* Saved entries *

--------

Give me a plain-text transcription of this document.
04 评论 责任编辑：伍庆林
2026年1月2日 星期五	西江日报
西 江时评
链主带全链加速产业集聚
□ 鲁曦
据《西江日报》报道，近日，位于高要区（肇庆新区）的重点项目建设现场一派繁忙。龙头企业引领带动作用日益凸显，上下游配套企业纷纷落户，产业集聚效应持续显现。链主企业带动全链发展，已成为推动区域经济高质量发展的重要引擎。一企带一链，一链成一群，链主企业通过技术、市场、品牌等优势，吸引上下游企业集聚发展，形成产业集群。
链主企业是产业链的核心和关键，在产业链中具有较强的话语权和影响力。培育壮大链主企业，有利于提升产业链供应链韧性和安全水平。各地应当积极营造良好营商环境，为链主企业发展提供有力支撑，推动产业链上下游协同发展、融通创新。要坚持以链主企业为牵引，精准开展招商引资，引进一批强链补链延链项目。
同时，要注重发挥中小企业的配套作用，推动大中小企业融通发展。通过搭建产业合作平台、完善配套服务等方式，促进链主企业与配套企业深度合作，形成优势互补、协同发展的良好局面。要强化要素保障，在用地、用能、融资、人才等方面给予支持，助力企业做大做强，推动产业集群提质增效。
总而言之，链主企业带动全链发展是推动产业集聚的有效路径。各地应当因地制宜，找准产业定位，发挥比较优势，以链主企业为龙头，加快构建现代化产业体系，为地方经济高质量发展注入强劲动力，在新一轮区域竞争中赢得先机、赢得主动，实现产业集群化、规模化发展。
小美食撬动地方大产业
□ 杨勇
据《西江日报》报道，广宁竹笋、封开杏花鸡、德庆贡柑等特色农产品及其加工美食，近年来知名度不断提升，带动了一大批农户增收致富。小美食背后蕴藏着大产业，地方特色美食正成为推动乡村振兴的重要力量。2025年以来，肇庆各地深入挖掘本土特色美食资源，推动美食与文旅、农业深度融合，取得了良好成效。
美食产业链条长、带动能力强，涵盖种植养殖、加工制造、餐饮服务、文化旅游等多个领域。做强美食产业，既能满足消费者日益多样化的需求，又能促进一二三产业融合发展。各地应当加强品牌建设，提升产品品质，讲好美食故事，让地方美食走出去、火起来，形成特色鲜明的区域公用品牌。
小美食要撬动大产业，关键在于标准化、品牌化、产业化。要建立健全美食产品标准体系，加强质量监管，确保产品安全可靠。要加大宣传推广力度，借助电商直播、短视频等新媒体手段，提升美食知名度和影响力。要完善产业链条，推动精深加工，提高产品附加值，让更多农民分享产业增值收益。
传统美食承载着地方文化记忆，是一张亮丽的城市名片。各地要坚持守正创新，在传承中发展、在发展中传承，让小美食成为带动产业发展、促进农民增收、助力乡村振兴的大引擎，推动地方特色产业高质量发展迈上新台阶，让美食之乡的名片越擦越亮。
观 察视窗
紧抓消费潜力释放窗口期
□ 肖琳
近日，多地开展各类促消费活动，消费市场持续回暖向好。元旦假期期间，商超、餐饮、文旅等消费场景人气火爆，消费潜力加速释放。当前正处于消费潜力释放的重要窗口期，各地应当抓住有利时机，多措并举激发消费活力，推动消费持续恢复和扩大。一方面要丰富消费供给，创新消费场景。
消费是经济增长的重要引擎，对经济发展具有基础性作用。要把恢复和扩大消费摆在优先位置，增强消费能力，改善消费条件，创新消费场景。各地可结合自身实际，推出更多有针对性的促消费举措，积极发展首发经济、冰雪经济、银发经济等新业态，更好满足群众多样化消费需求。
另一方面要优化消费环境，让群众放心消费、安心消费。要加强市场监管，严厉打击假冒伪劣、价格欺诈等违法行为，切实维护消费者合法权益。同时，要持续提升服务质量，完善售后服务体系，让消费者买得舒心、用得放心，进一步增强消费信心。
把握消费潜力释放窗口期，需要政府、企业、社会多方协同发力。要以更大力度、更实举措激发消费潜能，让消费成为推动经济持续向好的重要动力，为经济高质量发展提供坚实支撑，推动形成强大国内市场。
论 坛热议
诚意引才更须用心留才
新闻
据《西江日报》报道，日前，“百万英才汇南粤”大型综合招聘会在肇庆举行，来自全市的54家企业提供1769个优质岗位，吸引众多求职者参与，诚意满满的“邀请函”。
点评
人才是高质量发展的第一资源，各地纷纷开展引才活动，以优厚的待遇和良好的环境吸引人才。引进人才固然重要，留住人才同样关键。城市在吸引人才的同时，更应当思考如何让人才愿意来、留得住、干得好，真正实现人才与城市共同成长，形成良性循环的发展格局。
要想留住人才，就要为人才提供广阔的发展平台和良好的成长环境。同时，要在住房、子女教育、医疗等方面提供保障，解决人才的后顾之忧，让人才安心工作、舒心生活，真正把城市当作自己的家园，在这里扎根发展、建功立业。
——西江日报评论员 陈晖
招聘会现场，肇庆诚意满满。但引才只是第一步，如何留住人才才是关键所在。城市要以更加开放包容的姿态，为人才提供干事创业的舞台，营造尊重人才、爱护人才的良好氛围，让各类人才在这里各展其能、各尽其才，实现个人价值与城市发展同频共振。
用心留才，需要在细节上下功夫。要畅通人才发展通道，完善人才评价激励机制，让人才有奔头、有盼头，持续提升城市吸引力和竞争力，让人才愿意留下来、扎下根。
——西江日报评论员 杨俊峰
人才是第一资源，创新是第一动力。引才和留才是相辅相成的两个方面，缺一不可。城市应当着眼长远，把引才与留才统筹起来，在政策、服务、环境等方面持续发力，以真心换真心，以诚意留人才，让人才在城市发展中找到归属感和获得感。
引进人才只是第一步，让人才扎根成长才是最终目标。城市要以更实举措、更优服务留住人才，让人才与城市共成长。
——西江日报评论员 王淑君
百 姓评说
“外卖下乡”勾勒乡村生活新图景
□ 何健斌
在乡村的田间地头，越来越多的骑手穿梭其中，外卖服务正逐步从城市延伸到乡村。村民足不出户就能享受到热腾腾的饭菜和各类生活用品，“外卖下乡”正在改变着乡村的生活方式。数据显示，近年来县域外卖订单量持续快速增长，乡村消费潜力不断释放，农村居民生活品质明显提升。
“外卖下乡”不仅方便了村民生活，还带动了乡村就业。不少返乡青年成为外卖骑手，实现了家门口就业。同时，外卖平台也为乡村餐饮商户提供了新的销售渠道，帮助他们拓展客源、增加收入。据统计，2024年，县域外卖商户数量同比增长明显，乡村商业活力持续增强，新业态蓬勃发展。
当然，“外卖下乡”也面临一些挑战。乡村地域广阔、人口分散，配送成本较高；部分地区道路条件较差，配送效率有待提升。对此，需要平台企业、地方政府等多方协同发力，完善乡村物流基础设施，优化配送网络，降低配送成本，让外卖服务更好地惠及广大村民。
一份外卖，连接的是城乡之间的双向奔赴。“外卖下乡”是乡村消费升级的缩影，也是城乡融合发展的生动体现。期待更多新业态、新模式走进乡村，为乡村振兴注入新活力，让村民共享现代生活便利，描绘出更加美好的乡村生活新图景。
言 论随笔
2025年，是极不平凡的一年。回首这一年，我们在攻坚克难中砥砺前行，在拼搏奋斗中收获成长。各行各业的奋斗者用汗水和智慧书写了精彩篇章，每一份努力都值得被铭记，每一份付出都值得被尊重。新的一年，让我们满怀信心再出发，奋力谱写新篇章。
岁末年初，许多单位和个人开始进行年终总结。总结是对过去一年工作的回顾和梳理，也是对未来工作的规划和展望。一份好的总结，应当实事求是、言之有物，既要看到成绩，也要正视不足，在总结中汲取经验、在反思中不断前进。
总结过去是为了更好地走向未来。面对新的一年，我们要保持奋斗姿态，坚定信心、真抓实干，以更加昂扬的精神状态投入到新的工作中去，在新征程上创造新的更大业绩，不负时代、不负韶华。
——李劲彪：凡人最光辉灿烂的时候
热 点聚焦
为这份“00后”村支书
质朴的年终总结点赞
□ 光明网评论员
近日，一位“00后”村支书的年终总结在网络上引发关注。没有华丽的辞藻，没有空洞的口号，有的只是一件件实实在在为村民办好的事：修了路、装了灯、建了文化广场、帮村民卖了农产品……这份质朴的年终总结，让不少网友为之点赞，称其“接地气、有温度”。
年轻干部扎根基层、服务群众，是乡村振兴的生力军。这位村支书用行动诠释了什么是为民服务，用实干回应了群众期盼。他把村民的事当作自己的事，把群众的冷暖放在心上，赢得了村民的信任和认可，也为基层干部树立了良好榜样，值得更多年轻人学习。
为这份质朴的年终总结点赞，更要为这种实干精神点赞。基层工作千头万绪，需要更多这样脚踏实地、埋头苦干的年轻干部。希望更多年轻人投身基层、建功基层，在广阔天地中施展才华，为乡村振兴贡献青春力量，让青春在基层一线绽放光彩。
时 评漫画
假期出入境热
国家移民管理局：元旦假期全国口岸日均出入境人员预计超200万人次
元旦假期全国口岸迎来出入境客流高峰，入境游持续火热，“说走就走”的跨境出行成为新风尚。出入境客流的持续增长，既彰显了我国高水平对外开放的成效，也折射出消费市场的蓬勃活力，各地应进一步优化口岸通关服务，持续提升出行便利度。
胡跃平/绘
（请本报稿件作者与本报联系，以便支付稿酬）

--------

* WHAT TO DO *
Of all the lines in the listing above, how many include "创新消费场景"? Write only the number.

* RESPONSE *
2